Saved data entries

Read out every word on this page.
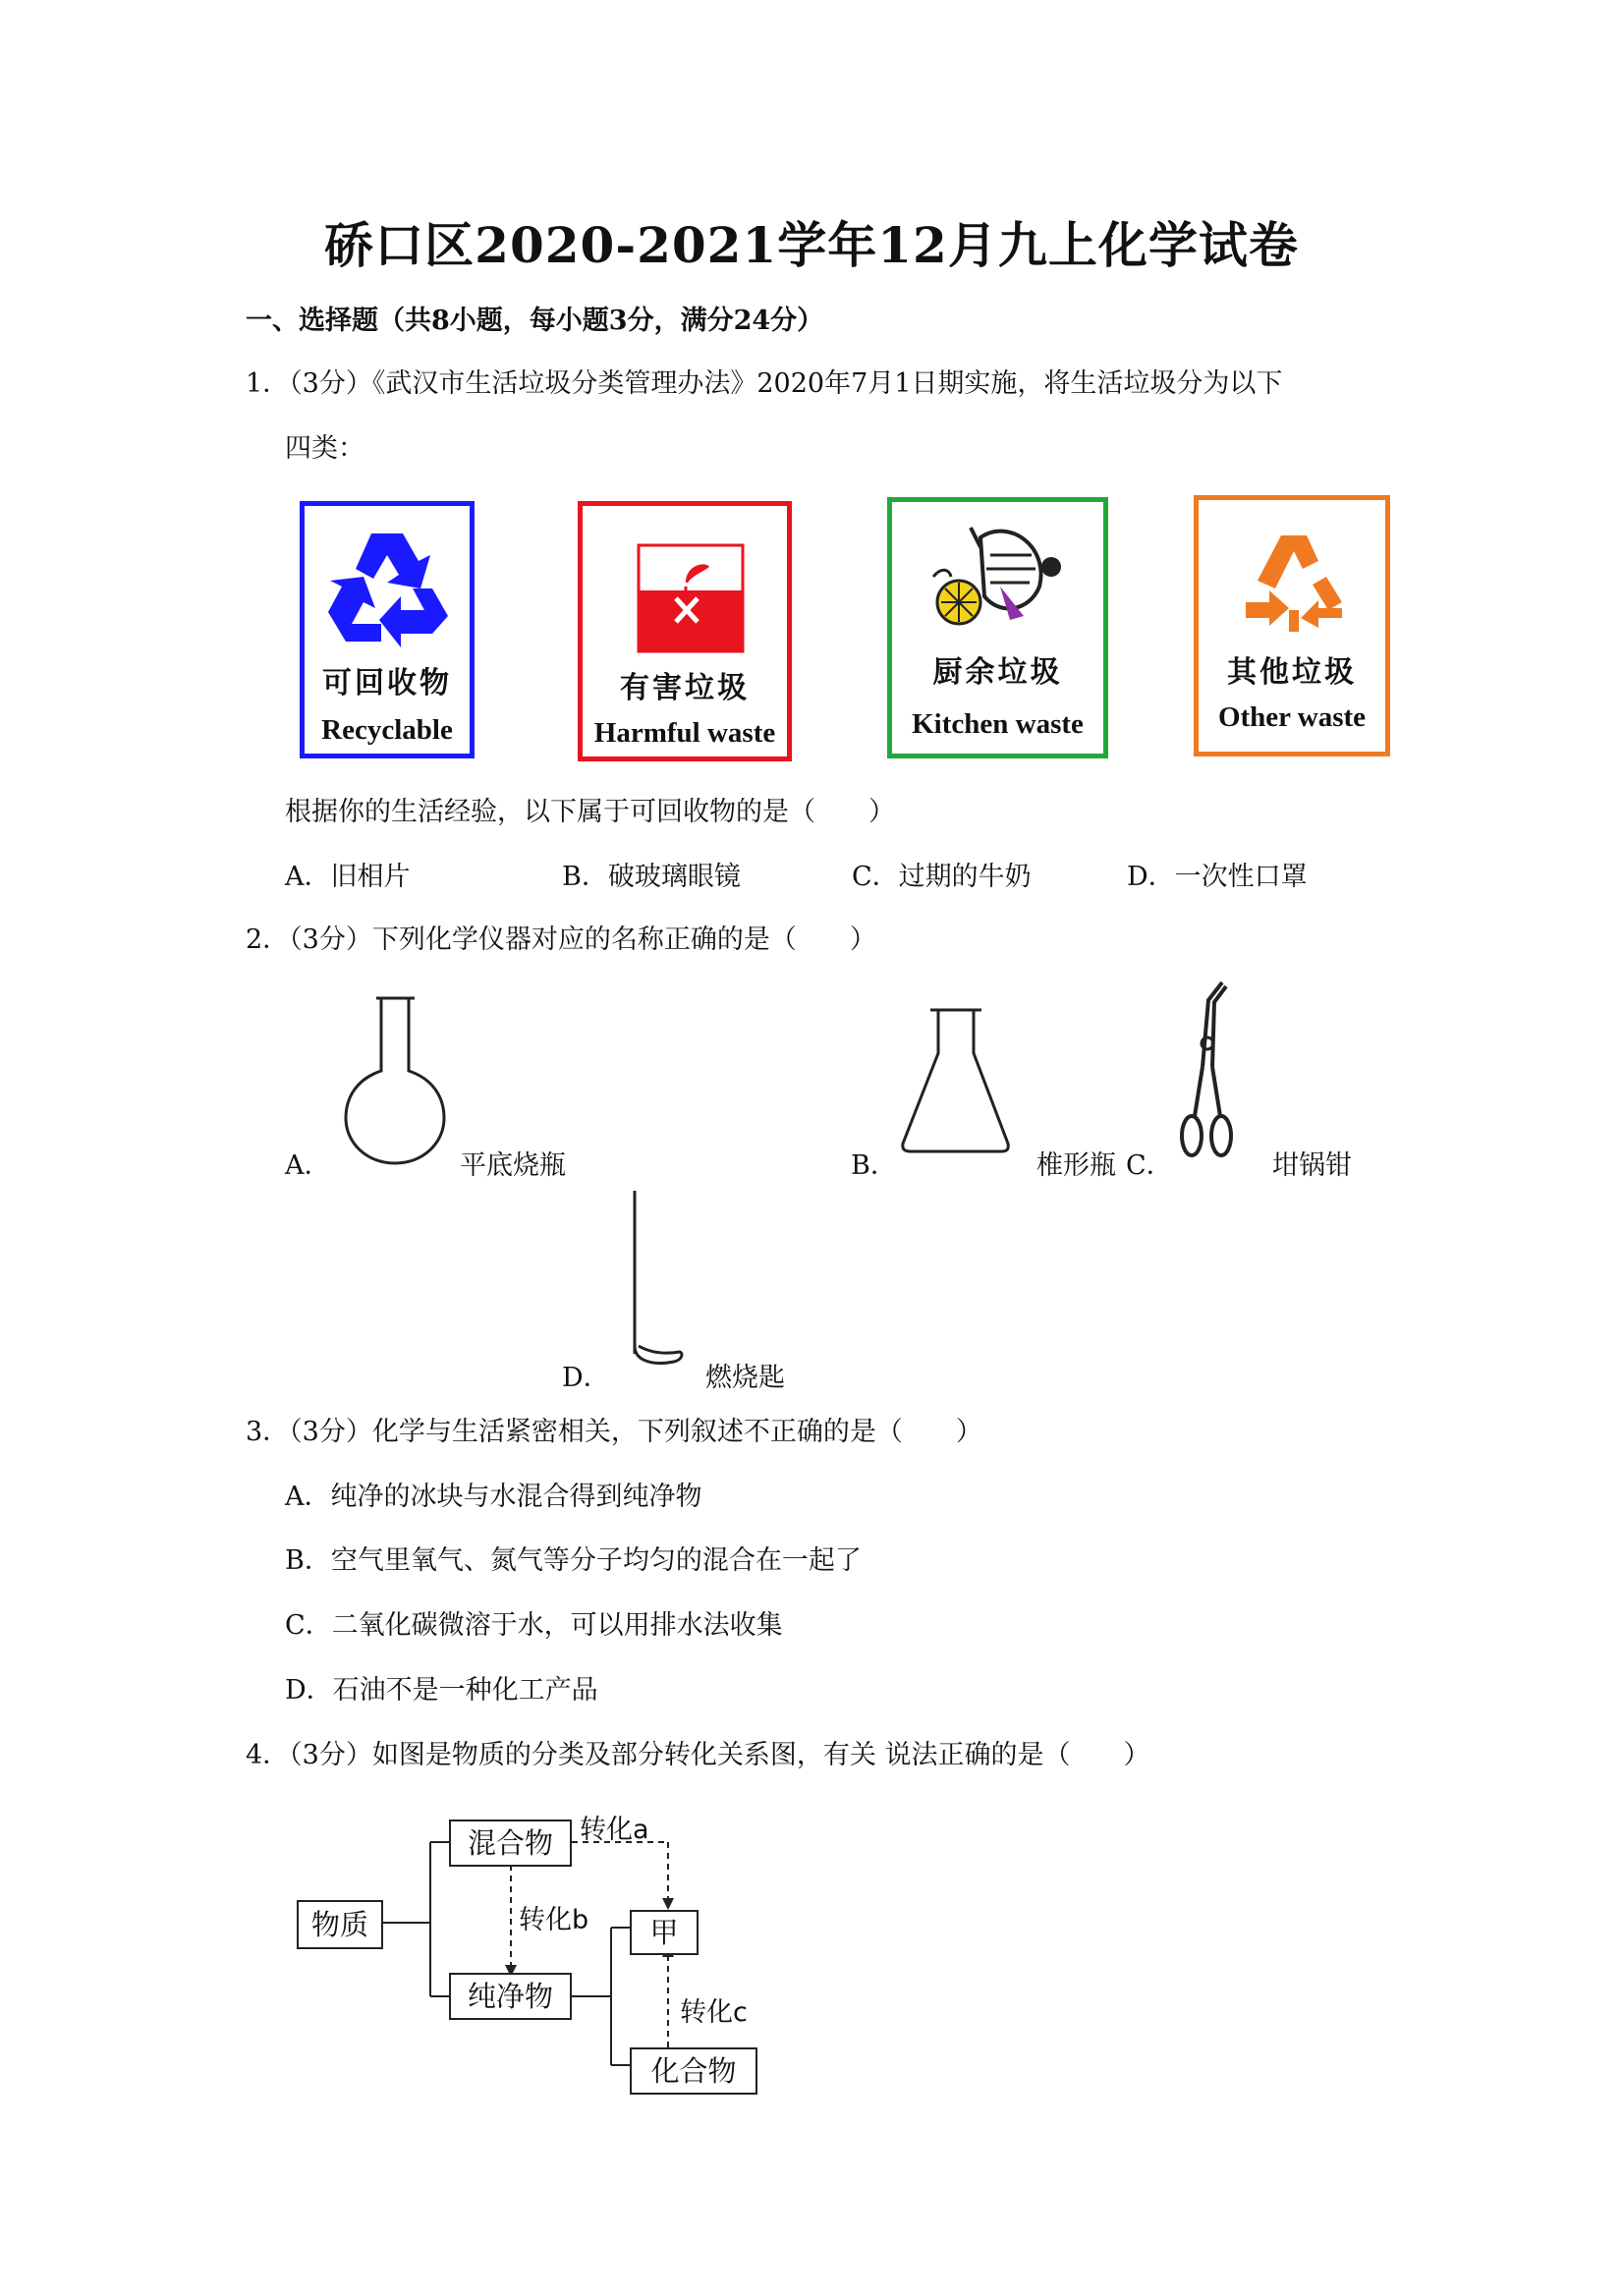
硚口区2020-2021学年12月九上化学试卷
一、选择题（共8小题，每小题3分，满分24分）
1．（3分）《武汉市生活垃圾分类管理办法》2020年7月1日期实施，将生活垃圾分为以下
四类：
可回收物
Recyclable
有害垃圾
Harmful waste
厨余垃圾
Kitchen waste
其他垃圾
Other waste
根据你的生活经验，以下属于可回收物的是（　　）
A．旧相片	B．破玻璃眼镜	C．过期的牛奶	D．一次性口罩
2．（3分）下列化学仪器对应的名称正确的是（　　）
A．	平底烧瓶	B．	椎形瓶 C．	坩锅钳
D．	燃烧匙
3．（3分）化学与生活紧密相关，下列叙述不正确的是（　　）
A．纯净的冰块与水混合得到纯净物
B．空气里氧气、氮气等分子均匀的混合在一起了
C．二氧化碳微溶于水，可以用排水法收集
D．石油不是一种化工产品
4．（3分）如图是物质的分类及部分转化关系图，有关 说法正确的是（　　）
物质
混合物
纯净物
甲
化合物
转化a
转化b
转化c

→ TASK TO COMPLETE
Pick out all the lines with the word "waste" in them and copy them.

→ TASK RESPONSE
Harmful waste
Kitchen waste
Other waste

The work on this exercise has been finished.